:: Supplied information ::

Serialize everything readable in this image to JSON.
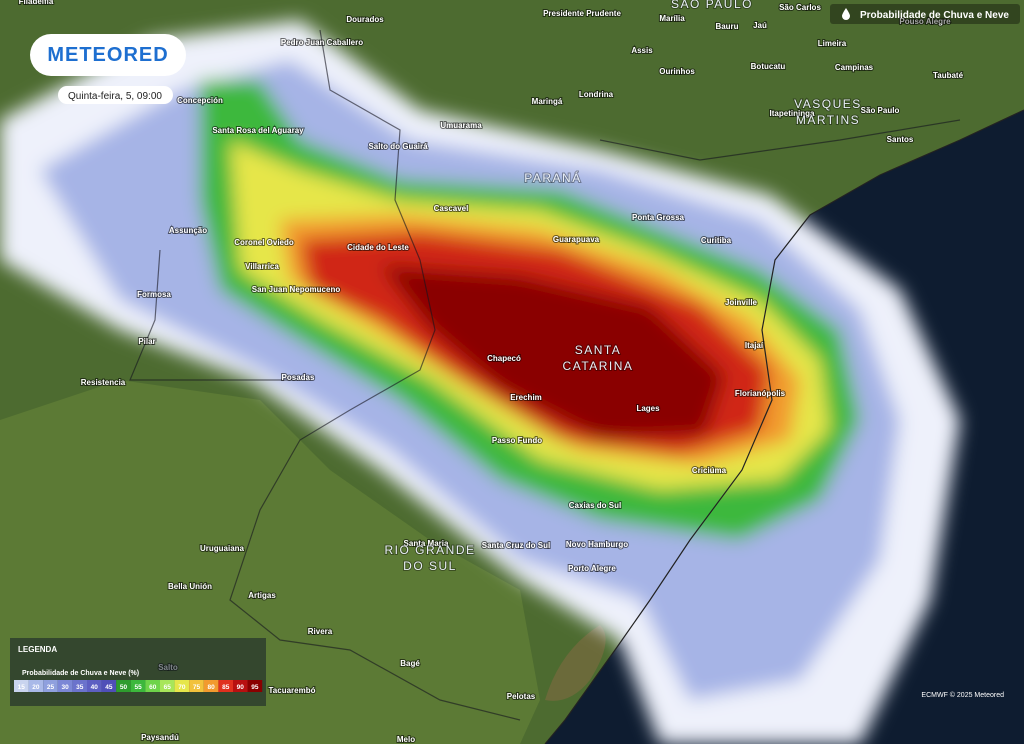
{
  "header": {
    "brand": "METEORED",
    "datetime": "Quinta-feira, 5, 09:00",
    "layer": "Probabilidade de Chuva e Neve"
  },
  "legend": {
    "title": "LEGENDA",
    "subtitle": "Probabilidade de Chuva e Neve (%)",
    "scale": [
      {
        "value": 15,
        "color": "#c9d4ef"
      },
      {
        "value": 20,
        "color": "#a9b9e8"
      },
      {
        "value": 25,
        "color": "#8fa0de"
      },
      {
        "value": 30,
        "color": "#7b87d6"
      },
      {
        "value": 35,
        "color": "#6b73cc"
      },
      {
        "value": 40,
        "color": "#5d5fc2"
      },
      {
        "value": 45,
        "color": "#4f4fb8"
      },
      {
        "value": 50,
        "color": "#2e9c2e"
      },
      {
        "value": 55,
        "color": "#3cb83c"
      },
      {
        "value": 60,
        "color": "#6ed44a"
      },
      {
        "value": 65,
        "color": "#a8e65a"
      },
      {
        "value": 70,
        "color": "#e6e64a"
      },
      {
        "value": 75,
        "color": "#f2c23c"
      },
      {
        "value": 80,
        "color": "#f29a2e"
      },
      {
        "value": 85,
        "color": "#e0301e"
      },
      {
        "value": 90,
        "color": "#b81010"
      },
      {
        "value": 95,
        "color": "#8a0000"
      }
    ]
  },
  "credit": "ECMWF © 2025 Meteored",
  "regions": [
    "SÃO PAULO",
    "PARANÁ",
    "SANTA",
    "CATARINA",
    "RIO GRANDE",
    "DO SUL",
    "VASQUES",
    "MARTINS"
  ],
  "cities": [
    "Filadelfia",
    "Dourados",
    "Presidente Prudente",
    "Marília",
    "Bauru",
    "Jaú",
    "São Carlos",
    "Pouso Alegre",
    "Pedro Juan Caballero",
    "Assis",
    "Limeira",
    "Ourinhos",
    "Botucatu",
    "Campinas",
    "Taubaté",
    "Concepción",
    "Maringá",
    "Londrina",
    "Itapetininga",
    "São Paulo",
    "Santos",
    "Santa Rosa del Aguaray",
    "Umuarama",
    "Salto do Guairá",
    "Assunção",
    "Cascavel",
    "Ponta Grossa",
    "Coronel Oviedo",
    "Cidade do Leste",
    "Guarapuava",
    "Curitiba",
    "Villarrica",
    "Formosa",
    "San Juan Nepomuceno",
    "Joinville",
    "Pilar",
    "Itajaí",
    "Chapecó",
    "Resistencia",
    "Posadas",
    "Florianópolis",
    "Erechim",
    "Lages",
    "Passo Fundo",
    "Criciúma",
    "Caxias do Sul",
    "Uruguaiana",
    "Santa Maria",
    "Santa Cruz do Sul",
    "Novo Hamburgo",
    "Porto Alegre",
    "Bella Unión",
    "Artigas",
    "Rivera",
    "Salto",
    "Bagé",
    "Tacuarembó",
    "Pelotas",
    "Paysandú",
    "Melo"
  ]
}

:::

- _Goal of the exercise_
Show every line from the entries above in which the word "Chuva" appears.

- _Response_
    "layer": "Probabilidade de Chuva e Neve"
    "subtitle": "Probabilidade de Chuva e Neve (%)",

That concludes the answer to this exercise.